Check each line of the entries below for the string "石油工人"; copy every line where it appears.

-- Start DATASET RECORDS --

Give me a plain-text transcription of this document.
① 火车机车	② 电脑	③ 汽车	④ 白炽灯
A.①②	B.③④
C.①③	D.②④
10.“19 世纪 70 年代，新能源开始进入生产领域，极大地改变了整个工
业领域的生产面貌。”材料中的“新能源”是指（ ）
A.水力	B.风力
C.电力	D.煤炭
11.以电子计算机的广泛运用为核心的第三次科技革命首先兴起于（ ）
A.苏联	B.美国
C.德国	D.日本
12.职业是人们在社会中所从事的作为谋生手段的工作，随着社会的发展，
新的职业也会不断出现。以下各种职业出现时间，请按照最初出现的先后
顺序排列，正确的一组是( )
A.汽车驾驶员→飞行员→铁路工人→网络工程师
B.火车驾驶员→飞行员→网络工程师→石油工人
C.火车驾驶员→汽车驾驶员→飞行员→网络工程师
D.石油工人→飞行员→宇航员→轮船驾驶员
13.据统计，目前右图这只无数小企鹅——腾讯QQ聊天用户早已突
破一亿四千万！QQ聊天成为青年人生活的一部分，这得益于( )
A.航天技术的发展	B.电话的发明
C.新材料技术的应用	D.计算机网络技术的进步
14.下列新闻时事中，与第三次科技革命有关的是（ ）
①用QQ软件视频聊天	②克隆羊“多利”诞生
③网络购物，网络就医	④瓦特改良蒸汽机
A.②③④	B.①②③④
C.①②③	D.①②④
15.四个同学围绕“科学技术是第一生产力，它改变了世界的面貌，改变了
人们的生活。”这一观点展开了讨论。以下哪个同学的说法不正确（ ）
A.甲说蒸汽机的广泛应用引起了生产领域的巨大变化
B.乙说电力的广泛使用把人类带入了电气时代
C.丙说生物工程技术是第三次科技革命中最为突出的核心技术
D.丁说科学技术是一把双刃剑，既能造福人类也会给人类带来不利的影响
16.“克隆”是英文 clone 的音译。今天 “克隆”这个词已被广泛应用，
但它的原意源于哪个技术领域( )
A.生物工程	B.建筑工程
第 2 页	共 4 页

-- End DATASET RECORDS --

▶ **RESULT BELOW**
B.火车驾驶员→飞行员→网络工程师→石油工人
D.石油工人→飞行员→宇航员→轮船驾驶员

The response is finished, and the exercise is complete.